Short problem:
Retype all material exactly. Pictures stay out of the copy.

------ Data excerpts ------

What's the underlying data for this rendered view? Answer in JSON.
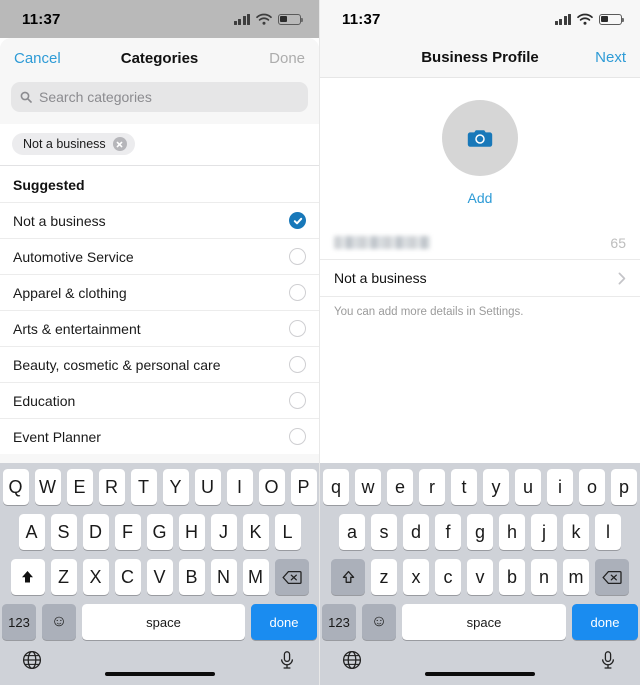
{
  "left": {
    "status_bar": {
      "time": "11:37",
      "signal_icon": "cellular-bars-icon",
      "wifi_icon": "wifi-icon",
      "battery_icon": "battery-icon"
    },
    "nav": {
      "cancel_label": "Cancel",
      "title": "Categories",
      "done_label": "Done"
    },
    "search": {
      "placeholder": "Search categories",
      "icon": "search-icon"
    },
    "chips": [
      {
        "label": "Not a business",
        "remove_icon": "close-circle-icon"
      }
    ],
    "section_header": "Suggested",
    "categories": [
      {
        "label": "Not a business",
        "selected": true
      },
      {
        "label": "Automotive Service",
        "selected": false
      },
      {
        "label": "Apparel & clothing",
        "selected": false
      },
      {
        "label": "Arts & entertainment",
        "selected": false
      },
      {
        "label": "Beauty, cosmetic & personal care",
        "selected": false
      },
      {
        "label": "Education",
        "selected": false
      },
      {
        "label": "Event Planner",
        "selected": false
      }
    ],
    "keyboard": {
      "row1": [
        "Q",
        "W",
        "E",
        "R",
        "T",
        "Y",
        "U",
        "I",
        "O",
        "P"
      ],
      "row2": [
        "A",
        "S",
        "D",
        "F",
        "G",
        "H",
        "J",
        "K",
        "L"
      ],
      "row3": [
        "Z",
        "X",
        "C",
        "V",
        "B",
        "N",
        "M"
      ],
      "shift_icon": "shift-filled-icon",
      "backspace_icon": "backspace-icon",
      "numbers_label": "123",
      "emoji_icon": "emoji-icon",
      "space_label": "space",
      "return_label": "done",
      "globe_icon": "globe-icon",
      "mic_icon": "microphone-icon"
    }
  },
  "right": {
    "status_bar": {
      "time": "11:37",
      "signal_icon": "cellular-bars-icon",
      "wifi_icon": "wifi-icon",
      "battery_icon": "battery-icon"
    },
    "nav": {
      "title": "Business Profile",
      "next_label": "Next"
    },
    "avatar": {
      "icon": "camera-icon",
      "add_label": "Add"
    },
    "name_field": {
      "value": "",
      "char_counter": "65",
      "redacted": true
    },
    "category_row": {
      "label": "Not a business",
      "chevron_icon": "chevron-right-icon"
    },
    "hint": "You can add more details in Settings.",
    "keyboard": {
      "row1": [
        "q",
        "w",
        "e",
        "r",
        "t",
        "y",
        "u",
        "i",
        "o",
        "p"
      ],
      "row2": [
        "a",
        "s",
        "d",
        "f",
        "g",
        "h",
        "j",
        "k",
        "l"
      ],
      "row3": [
        "z",
        "x",
        "c",
        "v",
        "b",
        "n",
        "m"
      ],
      "shift_icon": "shift-outline-icon",
      "backspace_icon": "backspace-icon",
      "numbers_label": "123",
      "emoji_icon": "emoji-icon",
      "space_label": "space",
      "return_label": "done",
      "globe_icon": "globe-icon",
      "mic_icon": "microphone-icon"
    }
  },
  "colors": {
    "accent_blue": "#2e9bd6",
    "key_blue": "#1a8cf0",
    "check_blue": "#1878b9",
    "keyboard_bg": "#cfd2d8"
  }
}
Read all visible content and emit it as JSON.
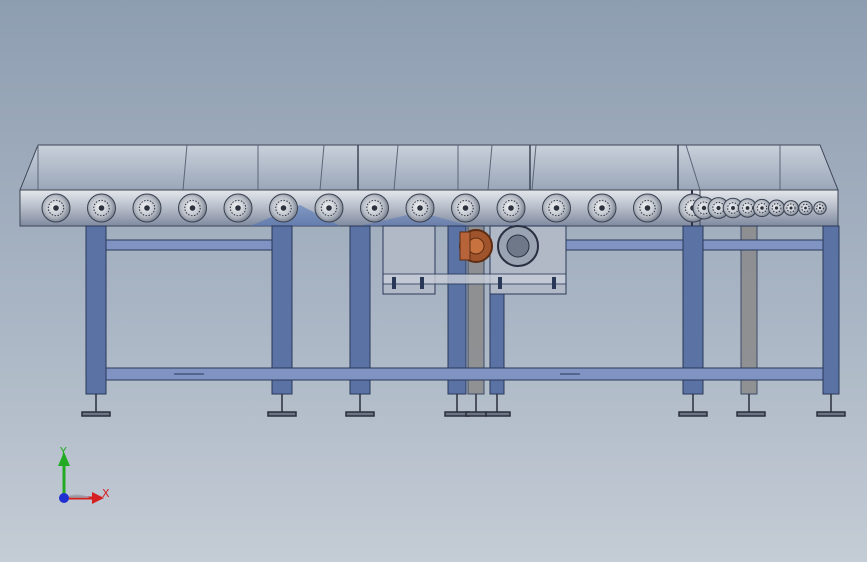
{
  "viewport": {
    "background_top": "#8e9eb1",
    "background_bottom": "#c4ccd5"
  },
  "model": {
    "frame_color": "#4f6796",
    "frame_light": "#8094bd",
    "hopper_color": "#a9b3c3",
    "roller_color": "#c8ccd2",
    "motor_color": "#a0542c",
    "roller_count_main": 15,
    "roller_count_tail": 9
  },
  "triad": {
    "x_label": "X",
    "y_label": "Y",
    "x_color": "#d42020",
    "y_color": "#22aa22",
    "z_color": "#2030d0"
  }
}
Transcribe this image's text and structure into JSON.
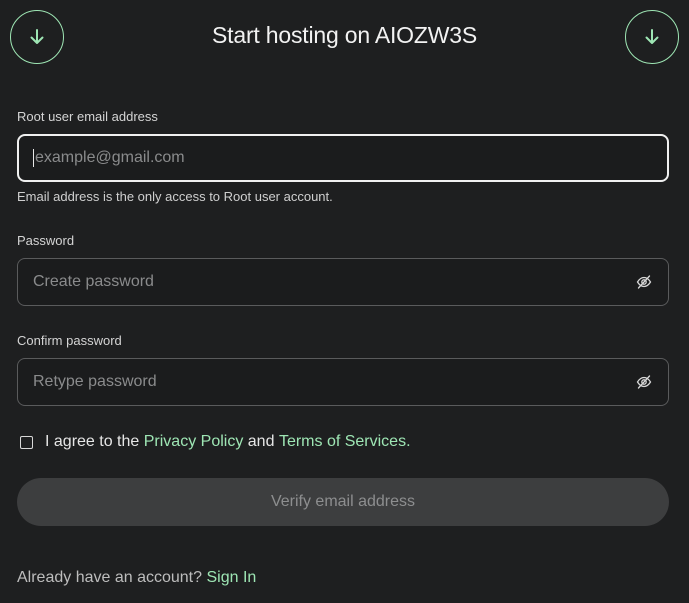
{
  "header": {
    "title": "Start hosting on AIOZW3S",
    "left_icon": "arrow-down-icon",
    "right_icon": "arrow-down-icon",
    "accent_color": "#9ee6b4"
  },
  "email": {
    "label": "Root user email address",
    "placeholder": "example@gmail.com",
    "value": "",
    "helper": "Email address is the only access to Root user account."
  },
  "password": {
    "label": "Password",
    "placeholder": "Create password",
    "value": "",
    "icon": "eye-off-icon"
  },
  "confirm_password": {
    "label": "Confirm password",
    "placeholder": "Retype password",
    "value": "",
    "icon": "eye-off-icon"
  },
  "agreement": {
    "checked": false,
    "prefix": "I agree to the",
    "privacy_link": "Privacy Policy",
    "conjunction": "and",
    "terms_link": "Terms of Services."
  },
  "verify_button": {
    "label": "Verify email address"
  },
  "footer": {
    "prompt": "Already have an account?",
    "signin_link": "Sign In"
  }
}
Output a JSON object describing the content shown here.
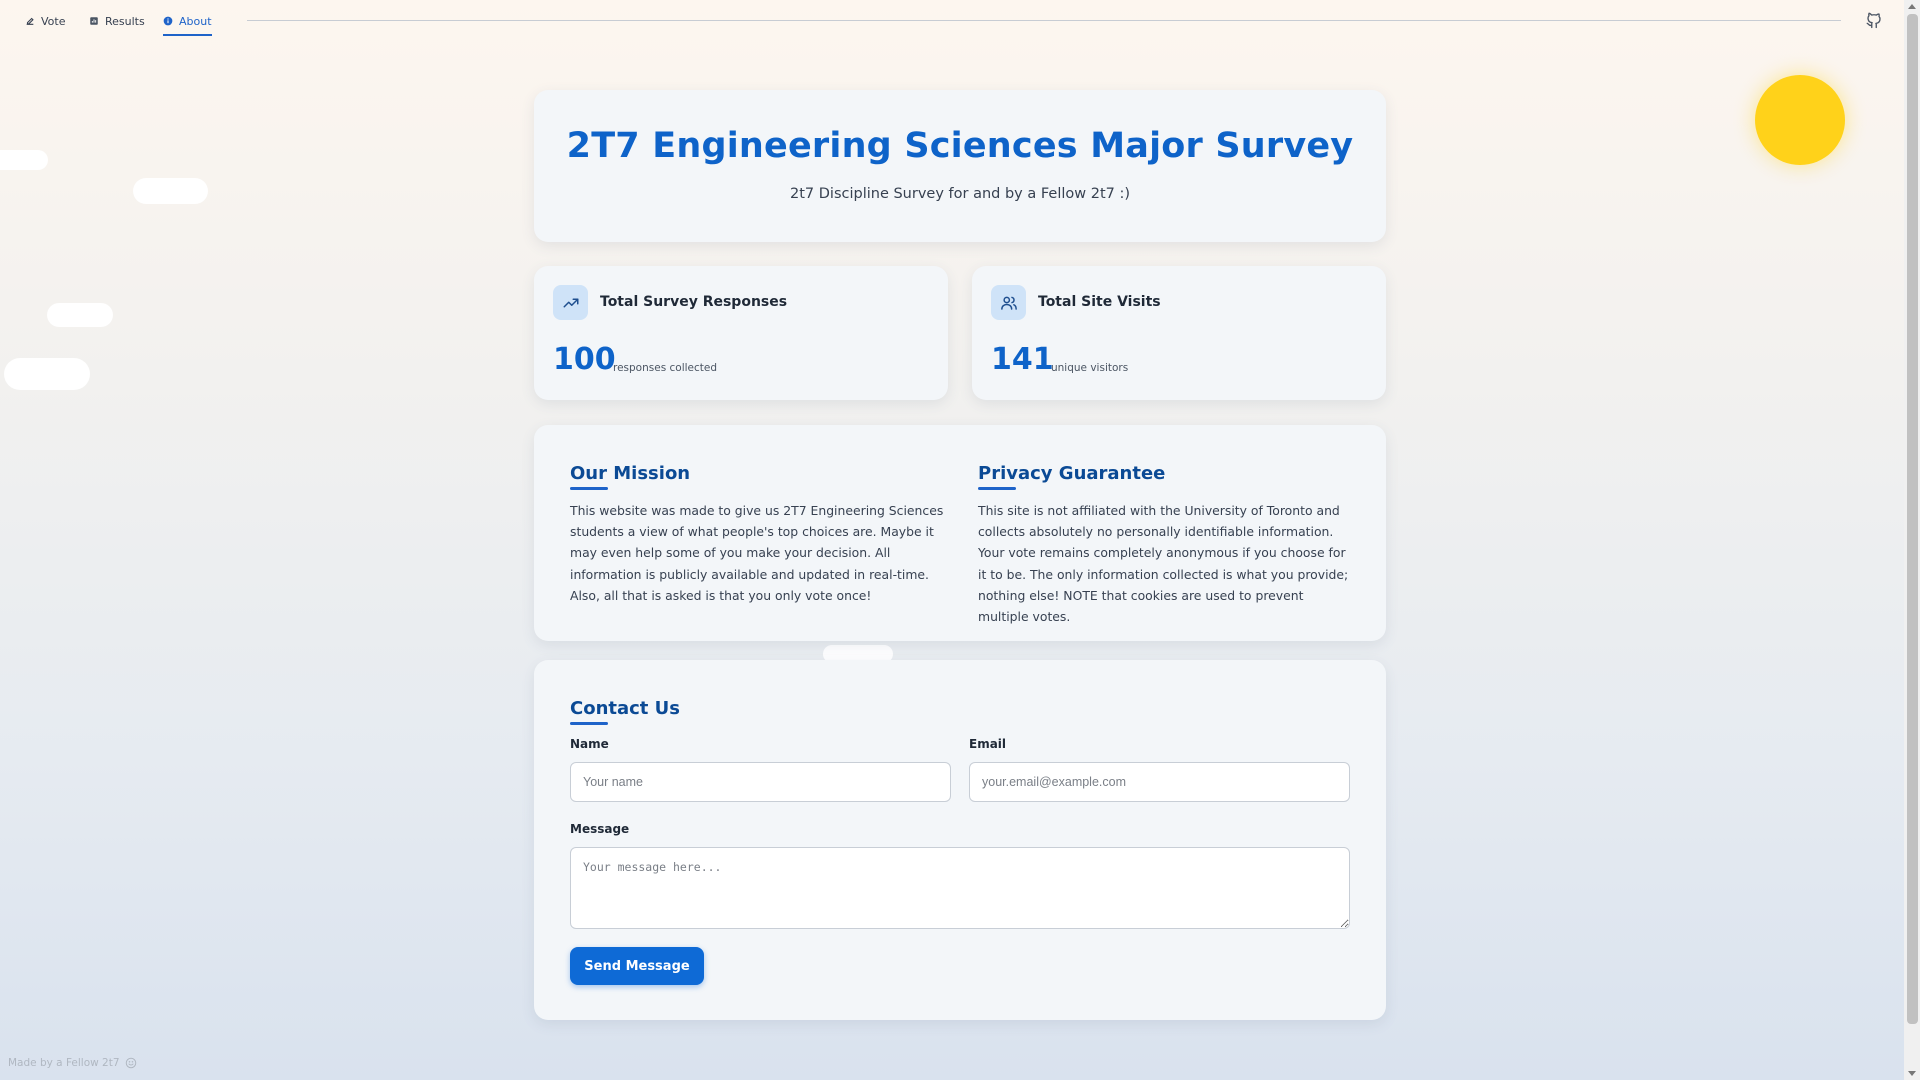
{
  "nav": {
    "items": [
      {
        "label": "Vote",
        "icon": "vote-icon",
        "active": false
      },
      {
        "label": "Results",
        "icon": "results-icon",
        "active": false
      },
      {
        "label": "About",
        "icon": "info-icon",
        "active": true
      }
    ],
    "github_icon": "github-icon"
  },
  "hero": {
    "title": "2T7 Engineering Sciences Major Survey",
    "subtitle": "2t7 Discipline Survey for and by a Fellow 2t7 :)"
  },
  "stats": {
    "responses": {
      "label": "Total Survey Responses",
      "value": "100",
      "unit": "responses collected",
      "icon": "trending-up-icon"
    },
    "visits": {
      "label": "Total Site Visits",
      "value": "141",
      "unit": "unique visitors",
      "icon": "users-icon"
    }
  },
  "mission": {
    "title": "Our Mission",
    "body": "This website was made to give us 2T7 Engineering Sciences students a view of what people's top choices are. Maybe it may even help some of you make your decision. All information is publicly available and updated in real-time. Also, all that is asked is that you only vote once!"
  },
  "privacy": {
    "title": "Privacy Guarantee",
    "body": "This site is not affiliated with the University of Toronto and collects absolutely no personally identifiable information. Your vote remains completely anonymous if you choose for it to be. The only information collected is what you provide; nothing else! NOTE that cookies are used to prevent multiple votes."
  },
  "contact": {
    "title": "Contact Us",
    "name_label": "Name",
    "name_placeholder": "Your name",
    "email_label": "Email",
    "email_placeholder": "your.email@example.com",
    "message_label": "Message",
    "message_placeholder": "Your message here...",
    "send_label": "Send Message"
  },
  "footer": {
    "text": "Made by a Fellow 2t7",
    "icon": "smile-icon"
  },
  "colors": {
    "accent": "#0e63c9",
    "sun": "#ffd21a",
    "button": "#0e6ad6"
  }
}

------

Answer to this task:
What's the underlying data for this rendered view? Answer in JSON.
{
  "left": {
    "status_bar": {
      "time": "11:37",
      "signal_icon": "cellular-bars-icon",
      "wifi_icon": "wifi-icon",
      "battery_icon": "battery-icon"
    },
    "nav": {
      "cancel_label": "Cancel",
      "title": "Categories",
      "done_label": "Done"
    },
    "search": {
      "placeholder": "Search categories",
      "icon": "search-icon"
    },
    "chips": [
      {
        "label": "Not a business",
        "remove_icon": "close-circle-icon"
      }
    ],
    "section_header": "Suggested",
    "categories": [
      {
        "label": "Not a business",
        "selected": true
      },
      {
        "label": "Automotive Service",
        "selected": false
      },
      {
        "label": "Apparel & clothing",
        "selected": false
      },
      {
        "label": "Arts & entertainment",
        "selected": false
      },
      {
        "label": "Beauty, cosmetic & personal care",
        "selected": false
      },
      {
        "label": "Education",
        "selected": false
      },
      {
        "label": "Event Planner",
        "selected": false
      }
    ],
    "keyboard": {
      "row1": [
        "Q",
        "W",
        "E",
        "R",
        "T",
        "Y",
        "U",
        "I",
        "O",
        "P"
      ],
      "row2": [
        "A",
        "S",
        "D",
        "F",
        "G",
        "H",
        "J",
        "K",
        "L"
      ],
      "row3": [
        "Z",
        "X",
        "C",
        "V",
        "B",
        "N",
        "M"
      ],
      "shift_icon": "shift-filled-icon",
      "backspace_icon": "backspace-icon",
      "numbers_label": "123",
      "emoji_icon": "emoji-icon",
      "space_label": "space",
      "return_label": "done",
      "globe_icon": "globe-icon",
      "mic_icon": "microphone-icon"
    }
  },
  "right": {
    "status_bar": {
      "time": "11:37",
      "signal_icon": "cellular-bars-icon",
      "wifi_icon": "wifi-icon",
      "battery_icon": "battery-icon"
    },
    "nav": {
      "title": "Business Profile",
      "next_label": "Next"
    },
    "avatar": {
      "icon": "camera-icon",
      "add_label": "Add"
    },
    "name_field": {
      "value": "",
      "char_counter": "65",
      "redacted": true
    },
    "category_row": {
      "label": "Not a business",
      "chevron_icon": "chevron-right-icon"
    },
    "hint": "You can add more details in Settings.",
    "keyboard": {
      "row1": [
        "q",
        "w",
        "e",
        "r",
        "t",
        "y",
        "u",
        "i",
        "o",
        "p"
      ],
      "row2": [
        "a",
        "s",
        "d",
        "f",
        "g",
        "h",
        "j",
        "k",
        "l"
      ],
      "row3": [
        "z",
        "x",
        "c",
        "v",
        "b",
        "n",
        "m"
      ],
      "shift_icon": "shift-outline-icon",
      "backspace_icon": "backspace-icon",
      "numbers_label": "123",
      "emoji_icon": "emoji-icon",
      "space_label": "space",
      "return_label": "done",
      "globe_icon": "globe-icon",
      "mic_icon": "microphone-icon"
    }
  },
  "colors": {
    "accent_blue": "#2e9bd6",
    "key_blue": "#1a8cf0",
    "check_blue": "#1878b9",
    "keyboard_bg": "#cfd2d8"
  }
}
Read all visible content and emit it as JSON.
{
  "viewport": {
    "background_top": "#8e9eb1",
    "background_bottom": "#c4ccd5"
  },
  "model": {
    "frame_color": "#4f6796",
    "frame_light": "#8094bd",
    "hopper_color": "#a9b3c3",
    "roller_color": "#c8ccd2",
    "motor_color": "#a0542c",
    "roller_count_main": 15,
    "roller_count_tail": 9
  },
  "triad": {
    "x_label": "X",
    "y_label": "Y",
    "x_color": "#d42020",
    "y_color": "#22aa22",
    "z_color": "#2030d0"
  }
}
Transcribe this image's text and structure into JSON.
{
  "header": {
    "title": "Start hosting on AIOZW3S",
    "left_icon": "arrow-down-icon",
    "right_icon": "arrow-down-icon",
    "accent_color": "#9ee6b4"
  },
  "email": {
    "label": "Root user email address",
    "placeholder": "example@gmail.com",
    "value": "",
    "helper": "Email address is the only access to Root user account."
  },
  "password": {
    "label": "Password",
    "placeholder": "Create password",
    "value": "",
    "icon": "eye-off-icon"
  },
  "confirm_password": {
    "label": "Confirm password",
    "placeholder": "Retype password",
    "value": "",
    "icon": "eye-off-icon"
  },
  "agreement": {
    "checked": false,
    "prefix": "I agree to the",
    "privacy_link": "Privacy Policy",
    "conjunction": "and",
    "terms_link": "Terms of Services."
  },
  "verify_button": {
    "label": "Verify email address"
  },
  "footer": {
    "prompt": "Already have an account?",
    "signin_link": "Sign In"
  }
}
Output a JSON object describing the content shown here.
{
  "nav": {
    "items": [
      {
        "label": "Vote",
        "icon": "vote-icon",
        "active": false
      },
      {
        "label": "Results",
        "icon": "results-icon",
        "active": false
      },
      {
        "label": "About",
        "icon": "info-icon",
        "active": true
      }
    ],
    "github_icon": "github-icon"
  },
  "hero": {
    "title": "2T7 Engineering Sciences Major Survey",
    "subtitle": "2t7 Discipline Survey for and by a Fellow 2t7 :)"
  },
  "stats": {
    "responses": {
      "label": "Total Survey Responses",
      "value": "100",
      "unit": "responses collected",
      "icon": "trending-up-icon"
    },
    "visits": {
      "label": "Total Site Visits",
      "value": "141",
      "unit": "unique visitors",
      "icon": "users-icon"
    }
  },
  "mission": {
    "title": "Our Mission",
    "body": "This website was made to give us 2T7 Engineering Sciences students a view of what people's top choices are. Maybe it may even help some of you make your decision. All information is publicly available and updated in real-time. Also, all that is asked is that you only vote once!"
  },
  "privacy": {
    "title": "Privacy Guarantee",
    "body": "This site is not affiliated with the University of Toronto and collects absolutely no personally identifiable information. Your vote remains completely anonymous if you choose for it to be. The only information collected is what you provide; nothing else! NOTE that cookies are used to prevent multiple votes."
  },
  "contact": {
    "title": "Contact Us",
    "name_label": "Name",
    "name_placeholder": "Your name",
    "email_label": "Email",
    "email_placeholder": "your.email@example.com",
    "message_label": "Message",
    "message_placeholder": "Your message here...",
    "send_label": "Send Message"
  },
  "footer": {
    "text": "Made by a Fellow 2t7",
    "icon": "smile-icon"
  },
  "colors": {
    "accent": "#0e63c9",
    "sun": "#ffd21a",
    "button": "#0e6ad6"
  }
}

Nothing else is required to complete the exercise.